[Chart and figure data]

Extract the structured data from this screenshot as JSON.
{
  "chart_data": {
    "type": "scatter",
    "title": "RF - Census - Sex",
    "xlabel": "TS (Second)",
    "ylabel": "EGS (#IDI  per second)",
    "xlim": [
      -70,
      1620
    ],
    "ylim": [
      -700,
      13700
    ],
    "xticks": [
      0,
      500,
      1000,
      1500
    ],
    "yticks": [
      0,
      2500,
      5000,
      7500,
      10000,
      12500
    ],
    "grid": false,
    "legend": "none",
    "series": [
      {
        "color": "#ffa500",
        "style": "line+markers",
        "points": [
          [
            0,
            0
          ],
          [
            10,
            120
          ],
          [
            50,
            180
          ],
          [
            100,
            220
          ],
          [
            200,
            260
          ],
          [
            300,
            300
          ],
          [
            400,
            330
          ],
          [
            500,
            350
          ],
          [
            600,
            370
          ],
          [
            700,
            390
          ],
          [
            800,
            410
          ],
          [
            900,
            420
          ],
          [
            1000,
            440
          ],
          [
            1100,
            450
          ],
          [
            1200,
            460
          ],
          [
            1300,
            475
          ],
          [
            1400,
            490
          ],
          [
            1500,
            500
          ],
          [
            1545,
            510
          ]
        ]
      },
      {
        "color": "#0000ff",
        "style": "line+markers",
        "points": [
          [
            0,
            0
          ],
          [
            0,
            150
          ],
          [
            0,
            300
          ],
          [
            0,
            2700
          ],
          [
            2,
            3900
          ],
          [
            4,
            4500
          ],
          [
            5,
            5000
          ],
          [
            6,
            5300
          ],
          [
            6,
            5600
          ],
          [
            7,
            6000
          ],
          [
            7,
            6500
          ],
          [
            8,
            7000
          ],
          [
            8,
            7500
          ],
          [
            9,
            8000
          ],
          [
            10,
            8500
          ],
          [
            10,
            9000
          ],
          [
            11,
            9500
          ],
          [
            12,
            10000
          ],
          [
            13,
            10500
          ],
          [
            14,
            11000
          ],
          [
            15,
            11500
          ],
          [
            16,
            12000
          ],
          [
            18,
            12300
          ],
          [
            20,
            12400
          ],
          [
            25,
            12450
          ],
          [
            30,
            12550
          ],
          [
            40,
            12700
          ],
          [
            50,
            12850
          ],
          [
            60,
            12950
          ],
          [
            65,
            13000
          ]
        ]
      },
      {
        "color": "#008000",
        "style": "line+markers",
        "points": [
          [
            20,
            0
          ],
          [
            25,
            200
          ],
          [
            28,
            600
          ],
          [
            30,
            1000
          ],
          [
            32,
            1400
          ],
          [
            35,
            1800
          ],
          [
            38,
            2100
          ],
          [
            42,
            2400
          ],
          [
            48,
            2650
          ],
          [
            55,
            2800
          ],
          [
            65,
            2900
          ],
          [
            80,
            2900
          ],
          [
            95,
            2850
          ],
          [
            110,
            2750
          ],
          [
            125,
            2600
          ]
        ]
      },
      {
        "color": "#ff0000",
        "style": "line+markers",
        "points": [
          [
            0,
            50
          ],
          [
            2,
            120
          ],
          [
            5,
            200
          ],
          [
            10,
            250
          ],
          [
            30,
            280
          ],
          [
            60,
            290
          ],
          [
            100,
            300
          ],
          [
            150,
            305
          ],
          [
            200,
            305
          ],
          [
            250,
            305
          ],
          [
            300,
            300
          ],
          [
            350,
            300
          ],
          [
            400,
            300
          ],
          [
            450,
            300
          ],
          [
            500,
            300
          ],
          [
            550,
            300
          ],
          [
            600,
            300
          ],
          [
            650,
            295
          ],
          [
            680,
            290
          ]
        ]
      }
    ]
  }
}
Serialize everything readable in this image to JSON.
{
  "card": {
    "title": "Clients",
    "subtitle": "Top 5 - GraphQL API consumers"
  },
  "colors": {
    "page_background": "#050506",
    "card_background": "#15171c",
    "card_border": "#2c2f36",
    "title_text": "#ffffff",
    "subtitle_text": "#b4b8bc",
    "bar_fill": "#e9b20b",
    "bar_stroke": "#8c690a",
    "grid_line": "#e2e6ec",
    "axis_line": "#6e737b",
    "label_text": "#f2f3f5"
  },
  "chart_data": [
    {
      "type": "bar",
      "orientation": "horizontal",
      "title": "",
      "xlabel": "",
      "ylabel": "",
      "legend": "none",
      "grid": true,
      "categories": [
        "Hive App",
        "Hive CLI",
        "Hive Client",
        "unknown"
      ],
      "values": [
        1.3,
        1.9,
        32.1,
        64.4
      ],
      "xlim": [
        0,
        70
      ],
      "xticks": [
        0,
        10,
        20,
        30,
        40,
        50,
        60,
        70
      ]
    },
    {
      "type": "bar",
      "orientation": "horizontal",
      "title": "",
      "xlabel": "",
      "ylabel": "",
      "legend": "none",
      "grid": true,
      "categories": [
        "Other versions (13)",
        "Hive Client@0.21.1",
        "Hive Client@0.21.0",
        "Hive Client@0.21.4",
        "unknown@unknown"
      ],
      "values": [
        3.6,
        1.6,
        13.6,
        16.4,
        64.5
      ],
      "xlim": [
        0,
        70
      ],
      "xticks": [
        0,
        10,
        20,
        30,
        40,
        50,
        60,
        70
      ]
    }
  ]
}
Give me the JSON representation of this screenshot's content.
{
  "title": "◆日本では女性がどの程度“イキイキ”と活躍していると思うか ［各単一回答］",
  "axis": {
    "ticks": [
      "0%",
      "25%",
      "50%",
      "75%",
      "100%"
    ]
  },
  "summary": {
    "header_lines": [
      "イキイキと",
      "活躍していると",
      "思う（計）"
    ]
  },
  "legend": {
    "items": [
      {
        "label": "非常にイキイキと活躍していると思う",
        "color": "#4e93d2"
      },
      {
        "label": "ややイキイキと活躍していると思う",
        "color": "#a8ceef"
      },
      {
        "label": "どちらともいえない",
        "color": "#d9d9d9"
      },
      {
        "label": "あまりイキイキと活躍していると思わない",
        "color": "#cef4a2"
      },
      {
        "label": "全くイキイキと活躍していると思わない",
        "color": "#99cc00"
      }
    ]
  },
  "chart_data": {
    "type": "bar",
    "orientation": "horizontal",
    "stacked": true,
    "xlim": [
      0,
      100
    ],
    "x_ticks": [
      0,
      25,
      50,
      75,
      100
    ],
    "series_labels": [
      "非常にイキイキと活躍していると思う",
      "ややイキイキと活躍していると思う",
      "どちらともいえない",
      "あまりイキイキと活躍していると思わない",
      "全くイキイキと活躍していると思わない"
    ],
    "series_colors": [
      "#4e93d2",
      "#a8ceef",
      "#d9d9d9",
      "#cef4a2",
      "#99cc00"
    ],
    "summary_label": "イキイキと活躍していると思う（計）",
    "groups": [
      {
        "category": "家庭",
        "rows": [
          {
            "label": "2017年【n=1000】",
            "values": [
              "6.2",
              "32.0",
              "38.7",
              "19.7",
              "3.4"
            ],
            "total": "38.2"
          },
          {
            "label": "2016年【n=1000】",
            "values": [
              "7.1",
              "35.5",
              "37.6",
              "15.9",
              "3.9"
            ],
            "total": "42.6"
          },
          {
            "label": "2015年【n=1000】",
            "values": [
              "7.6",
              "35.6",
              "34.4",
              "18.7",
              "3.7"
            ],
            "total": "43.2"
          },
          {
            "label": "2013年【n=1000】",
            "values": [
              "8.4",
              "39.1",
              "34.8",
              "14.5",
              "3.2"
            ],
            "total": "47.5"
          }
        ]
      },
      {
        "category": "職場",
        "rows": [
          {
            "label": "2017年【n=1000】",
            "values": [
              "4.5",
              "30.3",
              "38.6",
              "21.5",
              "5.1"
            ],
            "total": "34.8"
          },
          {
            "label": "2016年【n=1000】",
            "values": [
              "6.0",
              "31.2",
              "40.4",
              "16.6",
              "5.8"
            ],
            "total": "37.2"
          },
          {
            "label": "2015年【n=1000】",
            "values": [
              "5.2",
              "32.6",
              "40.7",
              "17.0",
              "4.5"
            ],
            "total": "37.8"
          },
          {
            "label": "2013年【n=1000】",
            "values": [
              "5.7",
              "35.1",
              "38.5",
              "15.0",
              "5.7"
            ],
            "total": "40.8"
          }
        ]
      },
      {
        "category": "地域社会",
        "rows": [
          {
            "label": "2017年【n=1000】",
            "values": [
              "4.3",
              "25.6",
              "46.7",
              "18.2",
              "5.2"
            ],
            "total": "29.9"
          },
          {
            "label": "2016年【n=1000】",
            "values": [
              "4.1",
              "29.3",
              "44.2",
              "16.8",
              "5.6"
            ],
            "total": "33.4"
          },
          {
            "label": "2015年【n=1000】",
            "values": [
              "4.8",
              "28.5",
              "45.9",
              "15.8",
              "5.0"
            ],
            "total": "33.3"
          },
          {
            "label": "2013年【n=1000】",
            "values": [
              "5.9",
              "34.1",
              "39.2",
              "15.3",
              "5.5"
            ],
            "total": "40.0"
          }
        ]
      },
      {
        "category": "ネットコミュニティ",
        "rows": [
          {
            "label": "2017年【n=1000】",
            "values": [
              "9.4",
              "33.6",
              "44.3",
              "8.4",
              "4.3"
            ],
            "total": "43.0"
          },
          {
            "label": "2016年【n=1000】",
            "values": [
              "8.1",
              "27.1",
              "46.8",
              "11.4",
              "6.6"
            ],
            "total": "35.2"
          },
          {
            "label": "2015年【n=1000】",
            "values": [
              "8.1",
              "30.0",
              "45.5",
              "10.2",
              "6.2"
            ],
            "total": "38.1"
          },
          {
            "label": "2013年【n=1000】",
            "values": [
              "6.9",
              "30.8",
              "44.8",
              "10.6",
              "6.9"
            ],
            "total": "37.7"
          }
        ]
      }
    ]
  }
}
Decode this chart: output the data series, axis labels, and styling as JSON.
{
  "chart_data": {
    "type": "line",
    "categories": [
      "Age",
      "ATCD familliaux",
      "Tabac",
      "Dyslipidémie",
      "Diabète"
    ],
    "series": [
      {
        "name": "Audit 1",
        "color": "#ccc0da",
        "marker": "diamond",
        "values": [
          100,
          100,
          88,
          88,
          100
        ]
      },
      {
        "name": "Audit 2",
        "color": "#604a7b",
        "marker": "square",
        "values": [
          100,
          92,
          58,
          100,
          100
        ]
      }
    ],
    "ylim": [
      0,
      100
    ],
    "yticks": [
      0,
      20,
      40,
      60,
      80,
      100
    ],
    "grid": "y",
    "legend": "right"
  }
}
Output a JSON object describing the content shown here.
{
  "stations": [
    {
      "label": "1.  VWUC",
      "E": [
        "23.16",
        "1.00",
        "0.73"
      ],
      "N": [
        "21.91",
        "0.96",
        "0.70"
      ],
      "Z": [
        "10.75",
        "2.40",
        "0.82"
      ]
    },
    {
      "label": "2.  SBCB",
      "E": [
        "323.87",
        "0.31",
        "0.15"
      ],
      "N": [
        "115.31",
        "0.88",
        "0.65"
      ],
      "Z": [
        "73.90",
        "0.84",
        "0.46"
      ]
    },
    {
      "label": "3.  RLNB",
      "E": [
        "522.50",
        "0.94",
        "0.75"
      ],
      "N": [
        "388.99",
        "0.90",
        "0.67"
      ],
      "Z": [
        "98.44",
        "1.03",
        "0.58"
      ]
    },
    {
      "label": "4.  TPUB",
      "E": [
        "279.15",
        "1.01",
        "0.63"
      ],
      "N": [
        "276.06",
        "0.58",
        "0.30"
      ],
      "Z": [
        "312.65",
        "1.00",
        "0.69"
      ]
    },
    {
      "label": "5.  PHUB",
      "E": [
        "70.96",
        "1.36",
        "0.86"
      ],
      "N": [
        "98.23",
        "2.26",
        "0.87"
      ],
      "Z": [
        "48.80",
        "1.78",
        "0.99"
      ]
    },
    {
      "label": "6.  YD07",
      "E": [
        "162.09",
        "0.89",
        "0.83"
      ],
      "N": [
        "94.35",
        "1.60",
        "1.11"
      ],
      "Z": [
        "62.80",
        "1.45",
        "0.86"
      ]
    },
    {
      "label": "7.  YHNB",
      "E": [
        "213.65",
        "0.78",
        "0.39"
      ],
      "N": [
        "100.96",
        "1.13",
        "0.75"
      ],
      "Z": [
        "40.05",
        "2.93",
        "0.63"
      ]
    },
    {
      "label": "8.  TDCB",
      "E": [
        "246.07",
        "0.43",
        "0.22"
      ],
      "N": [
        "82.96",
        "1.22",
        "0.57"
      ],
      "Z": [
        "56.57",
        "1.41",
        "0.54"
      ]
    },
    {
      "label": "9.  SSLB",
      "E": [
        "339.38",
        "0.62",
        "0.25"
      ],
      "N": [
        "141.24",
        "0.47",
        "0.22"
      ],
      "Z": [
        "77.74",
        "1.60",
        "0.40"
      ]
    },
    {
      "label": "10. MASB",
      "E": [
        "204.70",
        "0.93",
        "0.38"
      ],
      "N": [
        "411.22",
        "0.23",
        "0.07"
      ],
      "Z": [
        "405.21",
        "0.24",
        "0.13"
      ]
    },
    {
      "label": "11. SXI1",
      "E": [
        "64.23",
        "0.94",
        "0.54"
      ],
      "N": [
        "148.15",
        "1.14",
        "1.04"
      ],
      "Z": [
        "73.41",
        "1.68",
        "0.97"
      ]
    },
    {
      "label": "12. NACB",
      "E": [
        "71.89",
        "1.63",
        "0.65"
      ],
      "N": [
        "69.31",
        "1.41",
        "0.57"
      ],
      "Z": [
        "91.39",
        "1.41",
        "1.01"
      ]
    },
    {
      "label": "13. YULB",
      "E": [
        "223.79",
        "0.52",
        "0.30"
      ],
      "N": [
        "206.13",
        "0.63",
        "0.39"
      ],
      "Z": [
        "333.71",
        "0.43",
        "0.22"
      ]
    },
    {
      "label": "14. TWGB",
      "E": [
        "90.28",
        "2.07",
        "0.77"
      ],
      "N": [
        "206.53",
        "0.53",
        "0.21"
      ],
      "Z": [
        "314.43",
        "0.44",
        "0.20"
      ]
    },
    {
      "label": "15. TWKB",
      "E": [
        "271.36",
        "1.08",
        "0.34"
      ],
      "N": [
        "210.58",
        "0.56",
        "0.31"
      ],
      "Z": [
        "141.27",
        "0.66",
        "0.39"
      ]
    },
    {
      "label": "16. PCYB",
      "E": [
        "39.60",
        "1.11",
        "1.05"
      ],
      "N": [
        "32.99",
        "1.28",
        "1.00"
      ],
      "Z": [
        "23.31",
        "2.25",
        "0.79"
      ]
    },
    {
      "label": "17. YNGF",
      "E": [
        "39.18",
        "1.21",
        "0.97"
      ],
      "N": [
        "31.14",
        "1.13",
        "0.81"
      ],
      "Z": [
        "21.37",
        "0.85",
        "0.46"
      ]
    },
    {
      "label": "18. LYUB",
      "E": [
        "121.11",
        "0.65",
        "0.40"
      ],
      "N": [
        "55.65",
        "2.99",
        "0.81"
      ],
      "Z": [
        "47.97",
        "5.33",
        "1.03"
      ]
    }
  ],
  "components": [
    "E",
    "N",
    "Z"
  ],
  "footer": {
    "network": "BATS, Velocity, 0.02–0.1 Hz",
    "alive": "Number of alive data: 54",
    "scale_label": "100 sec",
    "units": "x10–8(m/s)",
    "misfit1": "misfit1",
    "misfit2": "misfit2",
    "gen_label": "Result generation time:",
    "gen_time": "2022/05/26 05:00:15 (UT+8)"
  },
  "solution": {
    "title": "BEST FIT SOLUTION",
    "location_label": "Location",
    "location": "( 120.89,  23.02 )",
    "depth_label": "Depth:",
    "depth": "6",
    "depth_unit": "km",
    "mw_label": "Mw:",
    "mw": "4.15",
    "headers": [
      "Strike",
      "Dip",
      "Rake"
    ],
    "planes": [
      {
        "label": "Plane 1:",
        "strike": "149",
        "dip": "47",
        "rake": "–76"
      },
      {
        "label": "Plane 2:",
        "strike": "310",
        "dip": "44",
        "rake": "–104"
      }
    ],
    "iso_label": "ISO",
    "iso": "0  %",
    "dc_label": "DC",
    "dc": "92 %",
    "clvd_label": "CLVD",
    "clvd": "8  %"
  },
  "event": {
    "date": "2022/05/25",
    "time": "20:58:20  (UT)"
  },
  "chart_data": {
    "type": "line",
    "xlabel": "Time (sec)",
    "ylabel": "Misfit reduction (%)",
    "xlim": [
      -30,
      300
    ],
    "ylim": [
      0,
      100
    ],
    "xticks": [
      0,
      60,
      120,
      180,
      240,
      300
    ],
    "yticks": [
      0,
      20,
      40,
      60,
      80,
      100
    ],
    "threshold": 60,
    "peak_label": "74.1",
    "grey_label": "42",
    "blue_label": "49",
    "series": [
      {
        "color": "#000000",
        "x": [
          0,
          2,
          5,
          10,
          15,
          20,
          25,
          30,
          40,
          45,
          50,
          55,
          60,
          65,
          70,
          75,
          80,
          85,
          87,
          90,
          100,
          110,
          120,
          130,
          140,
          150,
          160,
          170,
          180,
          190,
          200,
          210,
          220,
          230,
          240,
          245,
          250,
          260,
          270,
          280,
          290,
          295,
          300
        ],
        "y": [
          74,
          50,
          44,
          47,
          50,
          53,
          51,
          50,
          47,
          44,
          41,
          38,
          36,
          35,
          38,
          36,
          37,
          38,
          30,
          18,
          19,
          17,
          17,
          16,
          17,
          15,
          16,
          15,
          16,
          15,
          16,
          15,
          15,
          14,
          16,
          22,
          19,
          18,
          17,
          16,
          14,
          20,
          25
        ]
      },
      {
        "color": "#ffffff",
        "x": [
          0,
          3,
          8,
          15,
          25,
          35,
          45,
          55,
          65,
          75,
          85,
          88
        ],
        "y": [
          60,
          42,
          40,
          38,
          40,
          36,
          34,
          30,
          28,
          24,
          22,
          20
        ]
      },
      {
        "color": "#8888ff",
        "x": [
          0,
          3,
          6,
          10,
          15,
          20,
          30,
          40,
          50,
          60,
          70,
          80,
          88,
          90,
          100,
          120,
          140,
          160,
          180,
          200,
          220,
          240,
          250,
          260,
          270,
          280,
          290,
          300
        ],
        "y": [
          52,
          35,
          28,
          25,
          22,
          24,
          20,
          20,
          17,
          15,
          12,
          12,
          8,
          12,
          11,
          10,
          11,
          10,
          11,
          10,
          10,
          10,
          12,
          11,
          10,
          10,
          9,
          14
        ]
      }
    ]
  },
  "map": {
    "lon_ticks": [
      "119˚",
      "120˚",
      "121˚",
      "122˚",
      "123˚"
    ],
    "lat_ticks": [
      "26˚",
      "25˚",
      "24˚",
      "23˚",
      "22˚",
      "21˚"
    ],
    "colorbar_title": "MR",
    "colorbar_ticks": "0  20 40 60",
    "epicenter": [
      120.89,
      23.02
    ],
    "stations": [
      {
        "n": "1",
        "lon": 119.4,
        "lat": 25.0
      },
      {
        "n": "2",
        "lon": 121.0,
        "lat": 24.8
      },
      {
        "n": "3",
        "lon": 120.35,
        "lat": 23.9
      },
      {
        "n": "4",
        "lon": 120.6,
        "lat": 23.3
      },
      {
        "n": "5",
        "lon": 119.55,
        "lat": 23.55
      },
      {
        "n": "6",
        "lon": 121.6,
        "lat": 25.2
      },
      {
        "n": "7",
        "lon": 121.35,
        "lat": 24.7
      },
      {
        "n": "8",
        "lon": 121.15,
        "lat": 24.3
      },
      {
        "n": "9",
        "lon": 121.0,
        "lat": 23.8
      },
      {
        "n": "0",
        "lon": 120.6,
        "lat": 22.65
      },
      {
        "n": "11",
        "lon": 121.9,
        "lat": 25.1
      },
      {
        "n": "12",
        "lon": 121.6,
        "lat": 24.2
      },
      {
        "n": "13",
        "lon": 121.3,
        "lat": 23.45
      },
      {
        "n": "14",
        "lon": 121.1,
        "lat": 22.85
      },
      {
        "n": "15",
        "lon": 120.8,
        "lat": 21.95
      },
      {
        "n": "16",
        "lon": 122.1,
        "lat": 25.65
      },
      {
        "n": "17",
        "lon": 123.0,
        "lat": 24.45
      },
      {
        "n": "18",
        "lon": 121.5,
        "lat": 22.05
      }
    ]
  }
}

◆ **WHAT YOU WILL DO**
State how many lines include the string "あまりイキイキと活躍していると思わない". Give no other information.

◆ **ANSWER TO THIS TASK**
2